#### [TASK INSTRUCTIONS]
Every record should be written out exactly, please.

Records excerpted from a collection

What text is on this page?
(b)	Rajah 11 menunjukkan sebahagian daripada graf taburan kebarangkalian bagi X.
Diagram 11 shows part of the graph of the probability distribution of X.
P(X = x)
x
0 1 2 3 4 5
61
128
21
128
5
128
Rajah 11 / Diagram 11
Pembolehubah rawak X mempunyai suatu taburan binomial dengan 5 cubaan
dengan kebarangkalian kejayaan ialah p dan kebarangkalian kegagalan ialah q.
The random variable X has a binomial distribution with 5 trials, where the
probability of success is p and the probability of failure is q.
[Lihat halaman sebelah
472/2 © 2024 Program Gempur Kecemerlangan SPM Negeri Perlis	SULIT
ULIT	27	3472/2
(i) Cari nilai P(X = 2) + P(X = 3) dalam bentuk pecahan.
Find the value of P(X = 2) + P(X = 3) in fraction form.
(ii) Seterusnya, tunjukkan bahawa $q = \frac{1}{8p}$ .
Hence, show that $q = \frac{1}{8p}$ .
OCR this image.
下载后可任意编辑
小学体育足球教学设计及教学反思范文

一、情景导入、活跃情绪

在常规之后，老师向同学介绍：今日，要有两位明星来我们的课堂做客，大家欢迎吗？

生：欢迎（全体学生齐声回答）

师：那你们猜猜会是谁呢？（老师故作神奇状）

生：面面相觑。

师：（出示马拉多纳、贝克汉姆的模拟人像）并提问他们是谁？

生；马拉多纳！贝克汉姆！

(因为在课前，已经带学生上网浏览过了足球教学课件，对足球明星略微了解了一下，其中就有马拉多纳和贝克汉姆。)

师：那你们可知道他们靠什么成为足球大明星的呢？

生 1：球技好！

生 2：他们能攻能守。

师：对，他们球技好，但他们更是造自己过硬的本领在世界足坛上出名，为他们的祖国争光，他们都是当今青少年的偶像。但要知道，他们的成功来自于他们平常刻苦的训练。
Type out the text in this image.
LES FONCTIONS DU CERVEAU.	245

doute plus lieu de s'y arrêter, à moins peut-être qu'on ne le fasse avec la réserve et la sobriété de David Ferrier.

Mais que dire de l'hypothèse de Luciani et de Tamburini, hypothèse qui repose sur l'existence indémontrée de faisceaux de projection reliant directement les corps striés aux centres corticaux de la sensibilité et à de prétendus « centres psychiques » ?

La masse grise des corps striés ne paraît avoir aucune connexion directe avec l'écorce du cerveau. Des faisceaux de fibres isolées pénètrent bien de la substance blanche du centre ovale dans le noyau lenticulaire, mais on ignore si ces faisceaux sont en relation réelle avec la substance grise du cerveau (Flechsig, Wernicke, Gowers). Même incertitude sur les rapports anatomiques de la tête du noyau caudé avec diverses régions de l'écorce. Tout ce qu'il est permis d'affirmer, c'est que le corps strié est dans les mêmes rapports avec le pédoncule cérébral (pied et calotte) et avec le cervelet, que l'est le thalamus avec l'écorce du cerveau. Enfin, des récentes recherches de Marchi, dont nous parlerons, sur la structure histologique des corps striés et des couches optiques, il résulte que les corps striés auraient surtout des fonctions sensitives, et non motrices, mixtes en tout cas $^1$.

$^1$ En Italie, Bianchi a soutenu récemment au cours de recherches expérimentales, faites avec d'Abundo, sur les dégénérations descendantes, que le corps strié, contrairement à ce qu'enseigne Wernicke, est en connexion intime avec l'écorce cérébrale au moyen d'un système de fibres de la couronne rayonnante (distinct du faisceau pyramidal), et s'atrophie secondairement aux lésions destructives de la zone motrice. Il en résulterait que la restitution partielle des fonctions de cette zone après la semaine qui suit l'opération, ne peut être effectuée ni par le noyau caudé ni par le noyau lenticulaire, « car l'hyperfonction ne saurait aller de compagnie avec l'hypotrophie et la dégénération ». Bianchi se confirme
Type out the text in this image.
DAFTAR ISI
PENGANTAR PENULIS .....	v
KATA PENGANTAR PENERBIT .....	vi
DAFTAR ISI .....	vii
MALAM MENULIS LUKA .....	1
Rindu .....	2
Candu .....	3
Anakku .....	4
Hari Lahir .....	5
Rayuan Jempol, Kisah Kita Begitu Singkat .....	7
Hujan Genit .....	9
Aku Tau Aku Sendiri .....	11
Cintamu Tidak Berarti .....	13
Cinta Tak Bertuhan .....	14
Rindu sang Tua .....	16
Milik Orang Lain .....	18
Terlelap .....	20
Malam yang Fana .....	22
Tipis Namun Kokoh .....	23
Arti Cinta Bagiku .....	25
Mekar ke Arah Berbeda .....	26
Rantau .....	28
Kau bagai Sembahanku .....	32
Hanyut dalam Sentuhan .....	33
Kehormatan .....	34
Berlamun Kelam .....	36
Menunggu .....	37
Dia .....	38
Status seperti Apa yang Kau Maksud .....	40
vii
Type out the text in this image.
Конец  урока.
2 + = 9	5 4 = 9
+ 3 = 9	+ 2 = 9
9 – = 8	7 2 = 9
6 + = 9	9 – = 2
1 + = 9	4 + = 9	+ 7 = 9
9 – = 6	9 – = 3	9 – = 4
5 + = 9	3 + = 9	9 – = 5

#### [EXPECTED OUTPUT]
What text is on this page?
(b)	Rajah 11 menunjukkan sebahagian daripada graf taburan kebarangkalian bagi X.
Diagram 11 shows part of the graph of the probability distribution of X.
P(X = x)
x
0 1 2 3 4 5
61
128
21
128
5
128
Rajah 11 / Diagram 11
Pembolehubah rawak X mempunyai suatu taburan binomial dengan 5 cubaan
dengan kebarangkalian kejayaan ialah p dan kebarangkalian kegagalan ialah q.
The random variable X has a binomial distribution with 5 trials, where the
probability of success is p and the probability of failure is q.
[Lihat halaman sebelah
472/2 © 2024 Program Gempur Kecemerlangan SPM Negeri Perlis	SULIT
ULIT	27	3472/2
(i) Cari nilai P(X = 2) + P(X = 3) dalam bentuk pecahan.
Find the value of P(X = 2) + P(X = 3) in fraction form.
(ii) Seterusnya, tunjukkan bahawa $q = \frac{1}{8p}$ .
Hence, show that $q = \frac{1}{8p}$ .
OCR this image.
下载后可任意编辑
小学体育足球教学设计及教学反思范文

一、情景导入、活跃情绪

在常规之后，老师向同学介绍：今日，要有两位明星来我们的课堂做客，大家欢迎吗？

生：欢迎（全体学生齐声回答）

师：那你们猜猜会是谁呢？（老师故作神奇状）

生：面面相觑。

师：（出示马拉多纳、贝克汉姆的模拟人像）并提问他们是谁？

生；马拉多纳！贝克汉姆！

(因为在课前，已经带学生上网浏览过了足球教学课件，对足球明星略微了解了一下，其中就有马拉多纳和贝克汉姆。)

师：那你们可知道他们靠什么成为足球大明星的呢？

生 1：球技好！

生 2：他们能攻能守。

师：对，他们球技好，但他们更是造自己过硬的本领在世界足坛上出名，为他们的祖国争光，他们都是当今青少年的偶像。但要知道，他们的成功来自于他们平常刻苦的训练。
Type out the text in this image.
LES FONCTIONS DU CERVEAU.	245

doute plus lieu de s'y arrêter, à moins peut-être qu'on ne le fasse avec la réserve et la sobriété de David Ferrier.

Mais que dire de l'hypothèse de Luciani et de Tamburini, hypothèse qui repose sur l'existence indémontrée de faisceaux de projection reliant directement les corps striés aux centres corticaux de la sensibilité et à de prétendus « centres psychiques » ?

La masse grise des corps striés ne paraît avoir aucune connexion directe avec l'écorce du cerveau. Des faisceaux de fibres isolées pénètrent bien de la substance blanche du centre ovale dans le noyau lenticulaire, mais on ignore si ces faisceaux sont en relation réelle avec la substance grise du cerveau (Flechsig, Wernicke, Gowers). Même incertitude sur les rapports anatomiques de la tête du noyau caudé avec diverses régions de l'écorce. Tout ce qu'il est permis d'affirmer, c'est que le corps strié est dans les mêmes rapports avec le pédoncule cérébral (pied et calotte) et avec le cervelet, que l'est le thalamus avec l'écorce du cerveau. Enfin, des récentes recherches de Marchi, dont nous parlerons, sur la structure histologique des corps striés et des couches optiques, il résulte que les corps striés auraient surtout des fonctions sensitives, et non motrices, mixtes en tout cas $^1$.

$^1$ En Italie, Bianchi a soutenu récemment au cours de recherches expérimentales, faites avec d'Abundo, sur les dégénérations descendantes, que le corps strié, contrairement à ce qu'enseigne Wernicke, est en connexion intime avec l'écorce cérébrale au moyen d'un système de fibres de la couronne rayonnante (distinct du faisceau pyramidal), et s'atrophie secondairement aux lésions destructives de la zone motrice. Il en résulterait que la restitution partielle des fonctions de cette zone après la semaine qui suit l'opération, ne peut être effectuée ni par le noyau caudé ni par le noyau lenticulaire, « car l'hyperfonction ne saurait aller de compagnie avec l'hypotrophie et la dégénération ». Bianchi se confirme
Type out the text in this image.
DAFTAR ISI
PENGANTAR PENULIS .....	v
KATA PENGANTAR PENERBIT .....	vi
DAFTAR ISI .....	vii
MALAM MENULIS LUKA .....	1
Rindu .....	2
Candu .....	3
Anakku .....	4
Hari Lahir .....	5
Rayuan Jempol, Kisah Kita Begitu Singkat .....	7
Hujan Genit .....	9
Aku Tau Aku Sendiri .....	11
Cintamu Tidak Berarti .....	13
Cinta Tak Bertuhan .....	14
Rindu sang Tua .....	16
Milik Orang Lain .....	18
Terlelap .....	20
Malam yang Fana .....	22
Tipis Namun Kokoh .....	23
Arti Cinta Bagiku .....	25
Mekar ke Arah Berbeda .....	26
Rantau .....	28
Kau bagai Sembahanku .....	32
Hanyut dalam Sentuhan .....	33
Kehormatan .....	34
Berlamun Kelam .....	36
Menunggu .....	37
Dia .....	38
Status seperti Apa yang Kau Maksud .....	40
vii
Type out the text in this image.
Конец  урока.
2 + = 9	5 4 = 9
+ 3 = 9	+ 2 = 9
9 – = 8	7 2 = 9
6 + = 9	9 – = 2
1 + = 9	4 + = 9	+ 7 = 9
9 – = 6	9 – = 3	9 – = 4
5 + = 9	3 + = 9	9 – = 5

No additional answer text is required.